Reproduce the listing below character for character; drop every image.
--- begin ---
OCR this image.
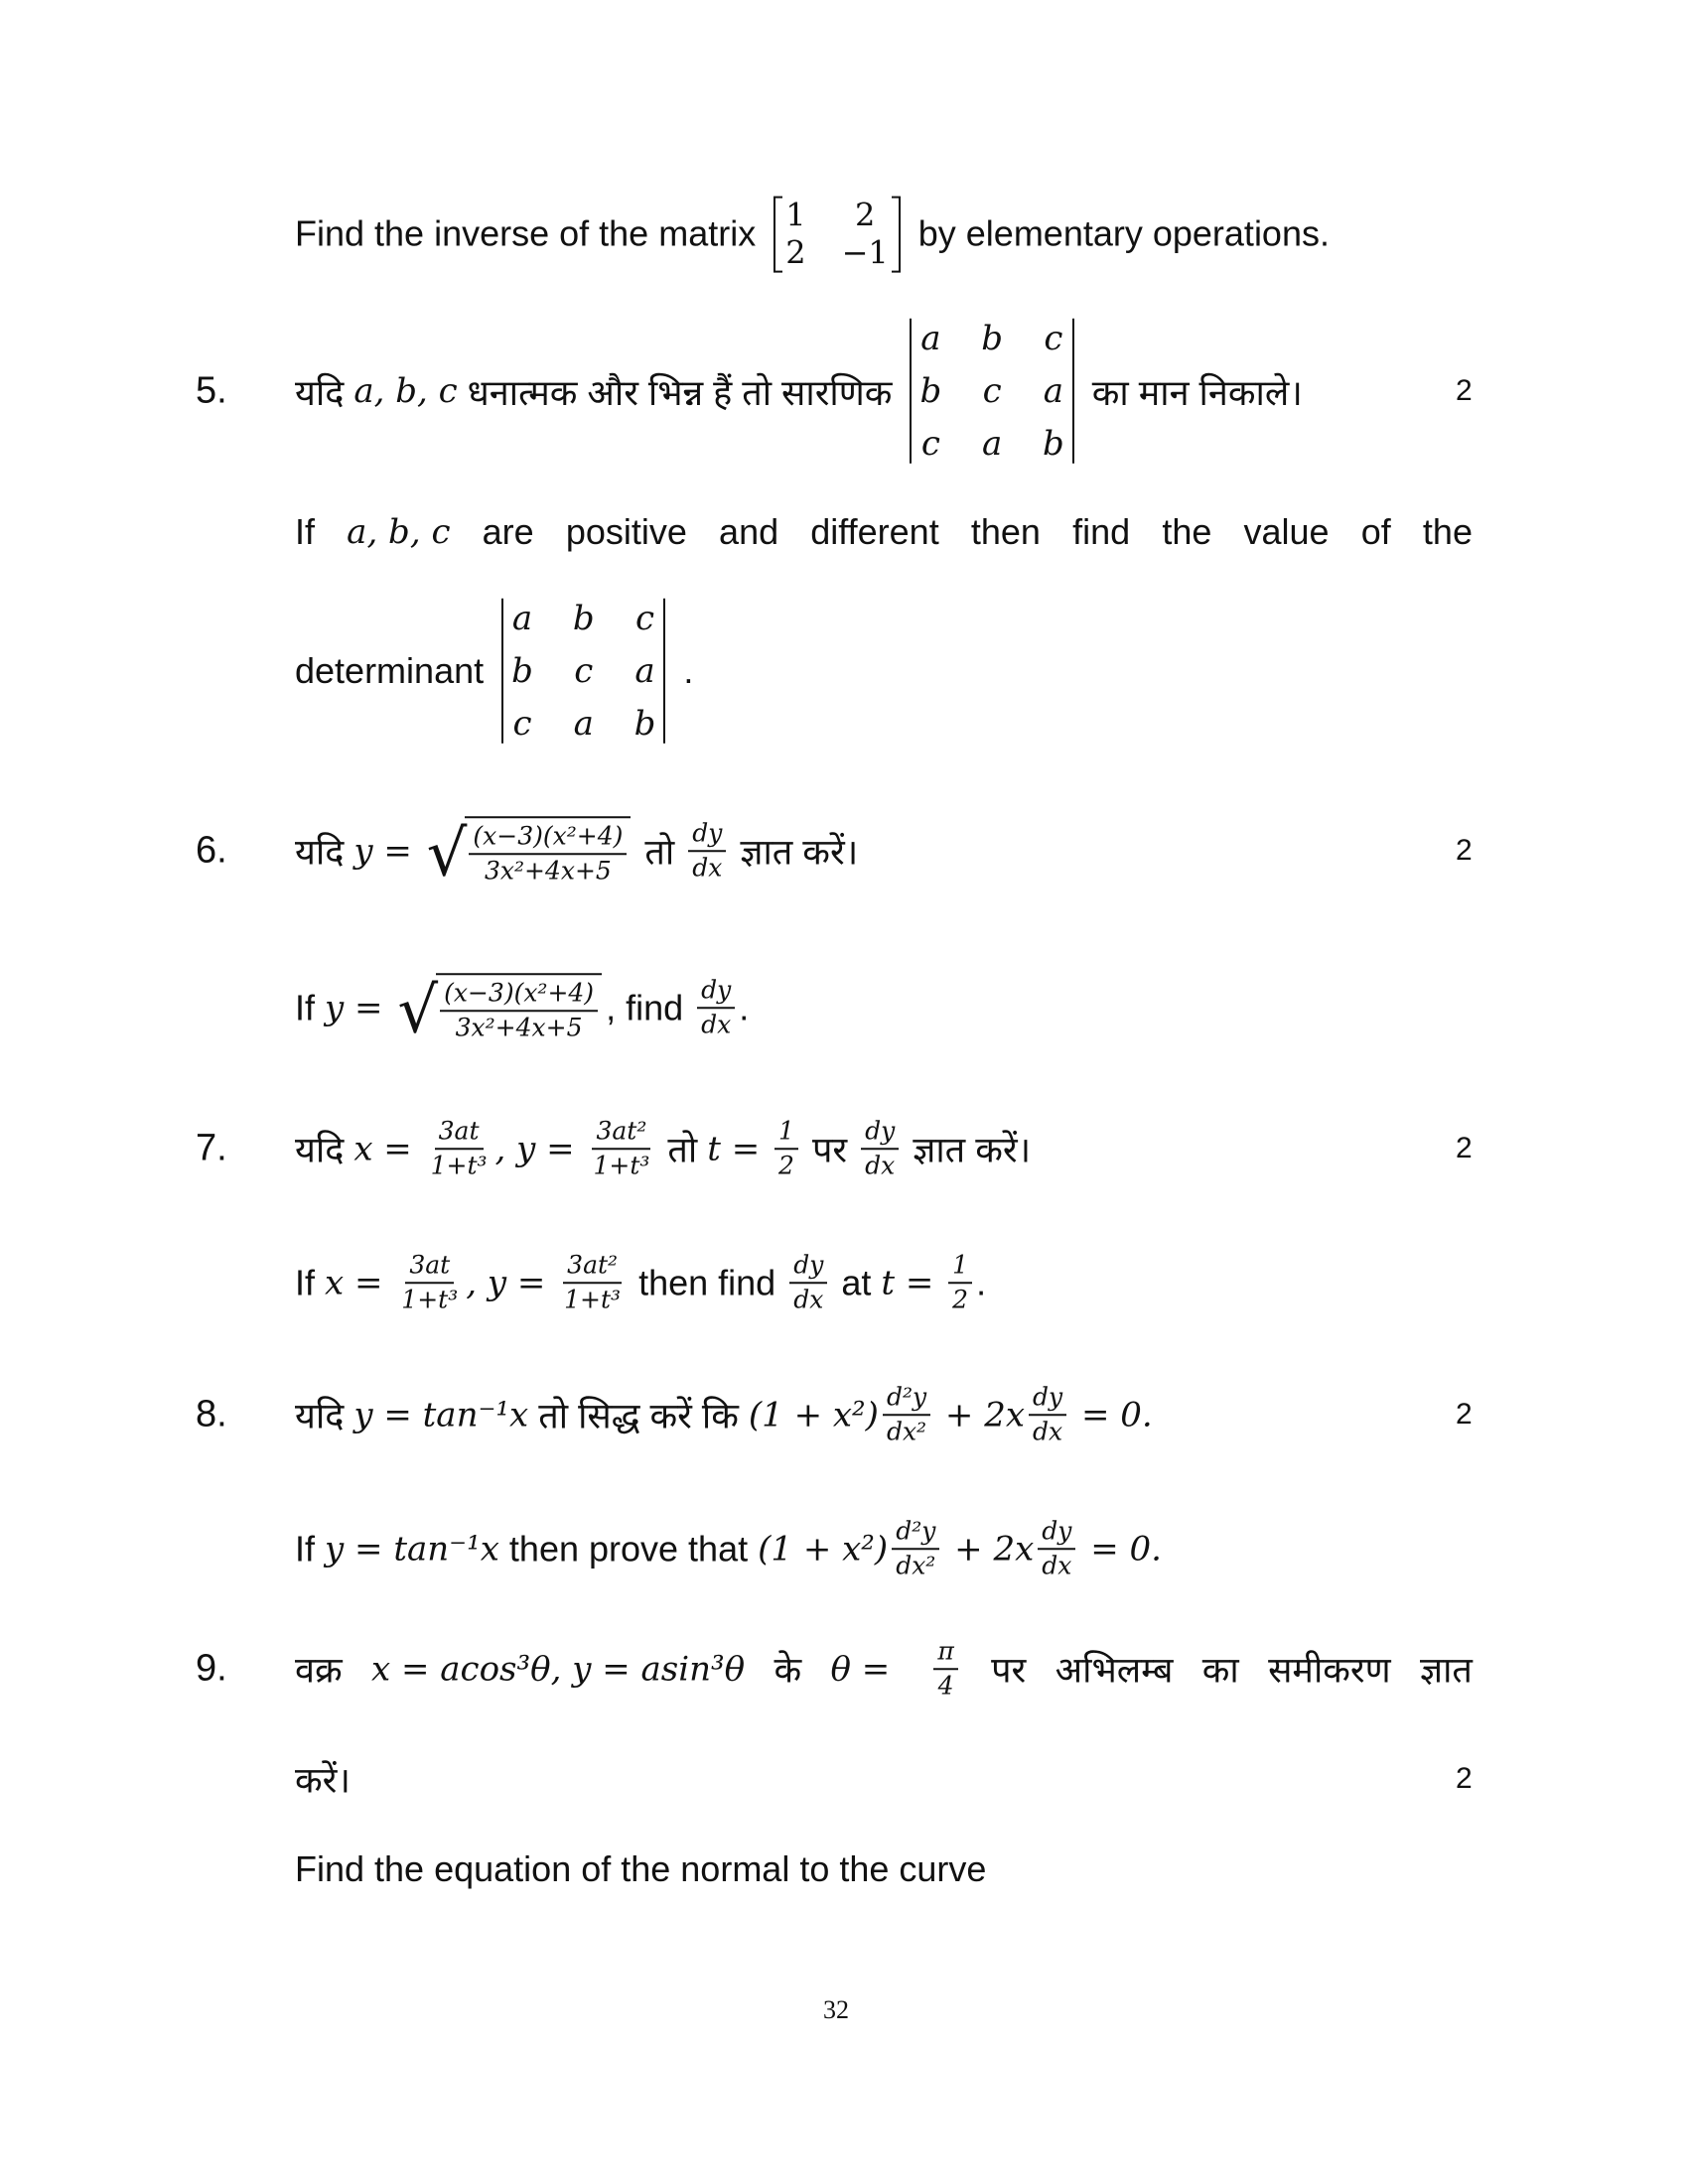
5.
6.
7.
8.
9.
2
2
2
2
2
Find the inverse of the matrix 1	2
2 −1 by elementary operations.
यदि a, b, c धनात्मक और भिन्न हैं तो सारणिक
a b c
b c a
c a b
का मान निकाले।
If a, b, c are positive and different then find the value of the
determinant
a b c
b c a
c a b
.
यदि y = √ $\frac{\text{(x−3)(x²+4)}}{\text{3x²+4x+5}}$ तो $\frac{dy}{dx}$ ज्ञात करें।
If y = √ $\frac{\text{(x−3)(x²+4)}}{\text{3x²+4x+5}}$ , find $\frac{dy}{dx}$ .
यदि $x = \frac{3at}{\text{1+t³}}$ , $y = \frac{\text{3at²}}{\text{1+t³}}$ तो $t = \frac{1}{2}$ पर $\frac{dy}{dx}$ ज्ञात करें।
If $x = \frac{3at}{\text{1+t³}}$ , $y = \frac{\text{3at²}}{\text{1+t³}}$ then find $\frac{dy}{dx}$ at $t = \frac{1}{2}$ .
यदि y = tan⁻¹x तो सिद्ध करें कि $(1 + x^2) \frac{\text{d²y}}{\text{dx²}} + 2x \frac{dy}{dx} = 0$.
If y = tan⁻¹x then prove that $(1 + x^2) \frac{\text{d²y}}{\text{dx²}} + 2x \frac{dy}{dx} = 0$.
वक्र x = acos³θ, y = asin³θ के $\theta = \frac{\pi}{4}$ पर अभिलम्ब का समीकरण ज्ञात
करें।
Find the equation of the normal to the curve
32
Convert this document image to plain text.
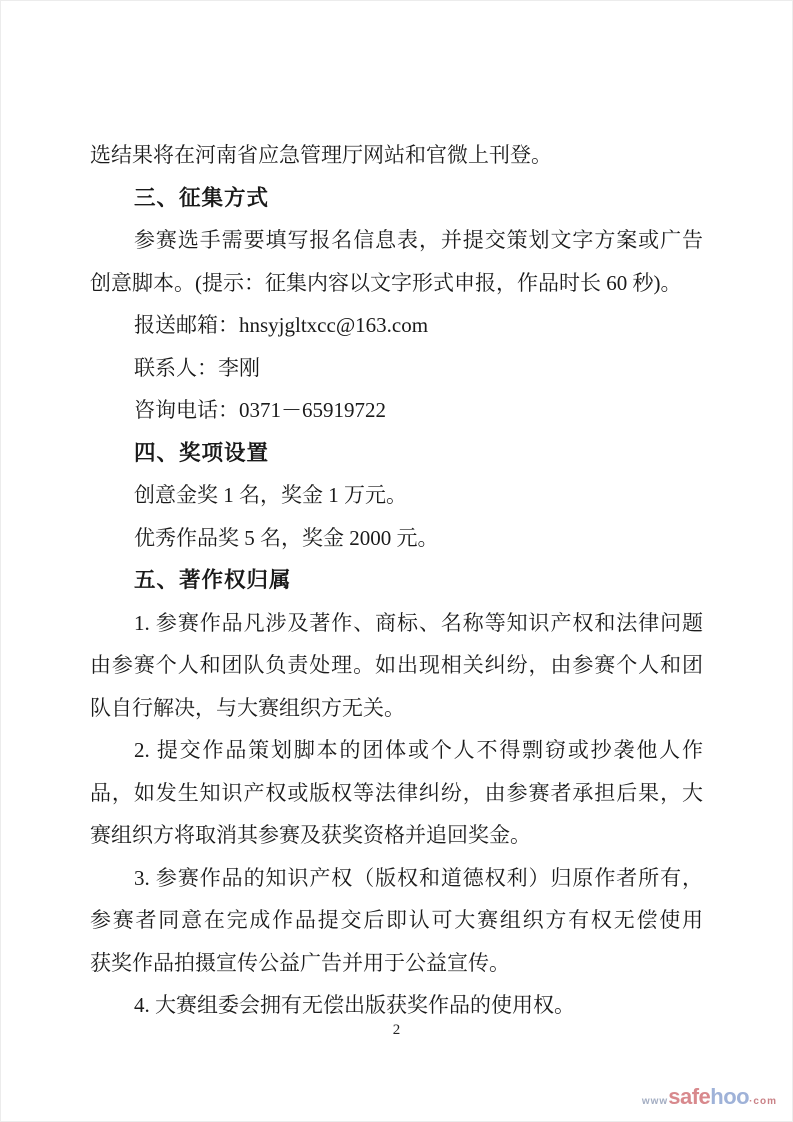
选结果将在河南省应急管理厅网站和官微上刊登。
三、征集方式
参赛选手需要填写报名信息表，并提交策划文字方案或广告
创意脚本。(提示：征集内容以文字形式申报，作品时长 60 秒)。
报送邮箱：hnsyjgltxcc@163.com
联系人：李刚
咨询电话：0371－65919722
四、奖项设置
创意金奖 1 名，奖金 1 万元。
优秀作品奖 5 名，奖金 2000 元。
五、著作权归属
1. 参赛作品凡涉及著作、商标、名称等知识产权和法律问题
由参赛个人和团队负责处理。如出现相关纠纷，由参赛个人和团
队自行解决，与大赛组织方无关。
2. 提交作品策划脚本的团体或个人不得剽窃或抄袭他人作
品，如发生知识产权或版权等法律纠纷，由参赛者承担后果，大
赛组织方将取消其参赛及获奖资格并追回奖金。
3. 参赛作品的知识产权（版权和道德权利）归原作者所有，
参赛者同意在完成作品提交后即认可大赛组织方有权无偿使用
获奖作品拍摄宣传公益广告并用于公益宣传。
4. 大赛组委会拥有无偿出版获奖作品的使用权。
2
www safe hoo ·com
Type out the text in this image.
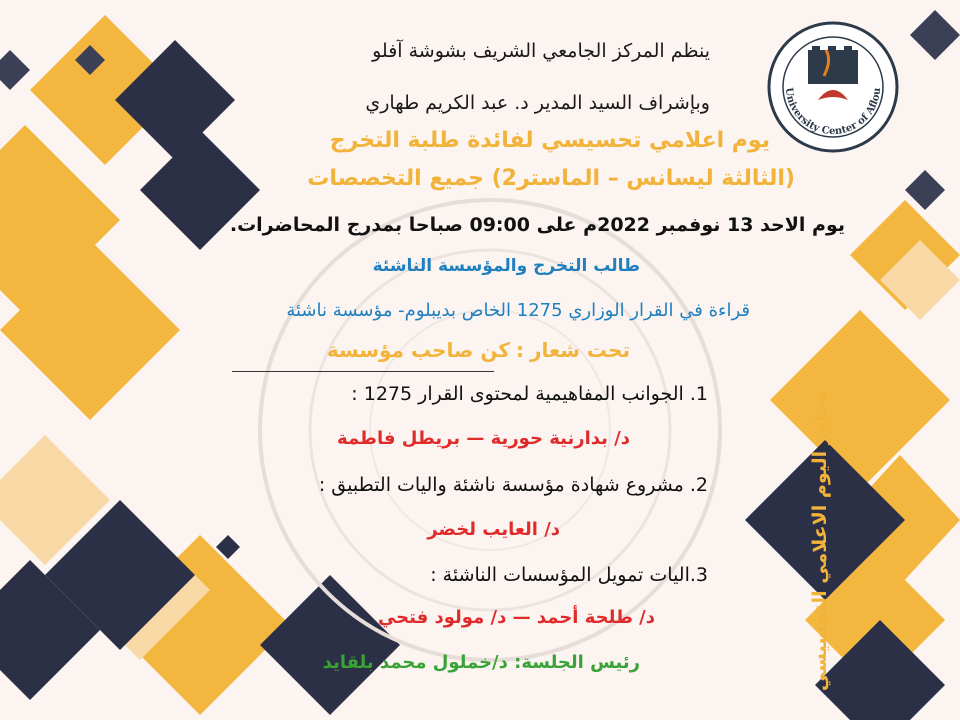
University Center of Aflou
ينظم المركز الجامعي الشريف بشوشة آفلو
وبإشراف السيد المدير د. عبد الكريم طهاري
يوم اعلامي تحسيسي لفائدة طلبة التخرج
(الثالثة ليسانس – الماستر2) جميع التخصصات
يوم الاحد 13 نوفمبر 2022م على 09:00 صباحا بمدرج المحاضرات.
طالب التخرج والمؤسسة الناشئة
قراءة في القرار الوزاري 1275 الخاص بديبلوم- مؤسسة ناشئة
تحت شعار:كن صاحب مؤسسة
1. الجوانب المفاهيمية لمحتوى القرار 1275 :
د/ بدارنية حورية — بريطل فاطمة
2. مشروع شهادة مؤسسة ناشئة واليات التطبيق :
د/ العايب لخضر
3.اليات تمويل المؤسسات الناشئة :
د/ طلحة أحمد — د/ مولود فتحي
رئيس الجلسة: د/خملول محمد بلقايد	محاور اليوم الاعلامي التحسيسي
--- end ---
**Worked answer:**
OCR this image.
5.
6.
7.
8.
9.
2
2
2
2
2
Find the inverse of the matrix 1	2
2 −1 by elementary operations.
यदि a, b, c धनात्मक और भिन्न हैं तो सारणिक
a b c
b c a
c a b
का मान निकाले।
If a, b, c are positive and different then find the value of the
determinant
a b c
b c a
c a b
.
यदि y = √ $\frac{\text{(x−3)(x²+4)}}{\text{3x²+4x+5}}$ तो $\frac{dy}{dx}$ ज्ञात करें।
If y = √ $\frac{\text{(x−3)(x²+4)}}{\text{3x²+4x+5}}$ , find $\frac{dy}{dx}$ .
यदि $x = \frac{3at}{\text{1+t³}}$ , $y = \frac{\text{3at²}}{\text{1+t³}}$ तो $t = \frac{1}{2}$ पर $\frac{dy}{dx}$ ज्ञात करें।
If $x = \frac{3at}{\text{1+t³}}$ , $y = \frac{\text{3at²}}{\text{1+t³}}$ then find $\frac{dy}{dx}$ at $t = \frac{1}{2}$ .
यदि y = tan⁻¹x तो सिद्ध करें कि $(1 + x^2) \frac{\text{d²y}}{\text{dx²}} + 2x \frac{dy}{dx} = 0$.
If y = tan⁻¹x then prove that $(1 + x^2) \frac{\text{d²y}}{\text{dx²}} + 2x \frac{dy}{dx} = 0$.
वक्र x = acos³θ, y = asin³θ के $\theta = \frac{\pi}{4}$ पर अभिलम्ब का समीकरण ज्ञात
करें।
Find the equation of the normal to the curve
32
Convert this document image to plain text.
选结果将在河南省应急管理厅网站和官微上刊登。
三、征集方式
参赛选手需要填写报名信息表，并提交策划文字方案或广告
创意脚本。(提示：征集内容以文字形式申报，作品时长 60 秒)。
报送邮箱：hnsyjgltxcc@163.com
联系人：李刚
咨询电话：0371－65919722
四、奖项设置
创意金奖 1 名，奖金 1 万元。
优秀作品奖 5 名，奖金 2000 元。
五、著作权归属
1. 参赛作品凡涉及著作、商标、名称等知识产权和法律问题
由参赛个人和团队负责处理。如出现相关纠纷，由参赛个人和团
队自行解决，与大赛组织方无关。
2. 提交作品策划脚本的团体或个人不得剽窃或抄袭他人作
品，如发生知识产权或版权等法律纠纷，由参赛者承担后果，大
赛组织方将取消其参赛及获奖资格并追回奖金。
3. 参赛作品的知识产权（版权和道德权利）归原作者所有，
参赛者同意在完成作品提交后即认可大赛组织方有权无偿使用
获奖作品拍摄宣传公益广告并用于公益宣传。
4. 大赛组委会拥有无偿出版获奖作品的使用权。
2
www safe hoo ·com
Type out the text in this image.
University Center of Aflou
ينظم المركز الجامعي الشريف بشوشة آفلو
وبإشراف السيد المدير د. عبد الكريم طهاري
يوم اعلامي تحسيسي لفائدة طلبة التخرج
(الثالثة ليسانس – الماستر2) جميع التخصصات
يوم الاحد 13 نوفمبر 2022م على 09:00 صباحا بمدرج المحاضرات.
طالب التخرج والمؤسسة الناشئة
قراءة في القرار الوزاري 1275 الخاص بديبلوم- مؤسسة ناشئة
تحت شعار:كن صاحب مؤسسة
1. الجوانب المفاهيمية لمحتوى القرار 1275 :
د/ بدارنية حورية — بريطل فاطمة
2. مشروع شهادة مؤسسة ناشئة واليات التطبيق :
د/ العايب لخضر
3.اليات تمويل المؤسسات الناشئة :
د/ طلحة أحمد — د/ مولود فتحي
رئيس الجلسة: د/خملول محمد بلقايد	محاور اليوم الاعلامي التحسيسي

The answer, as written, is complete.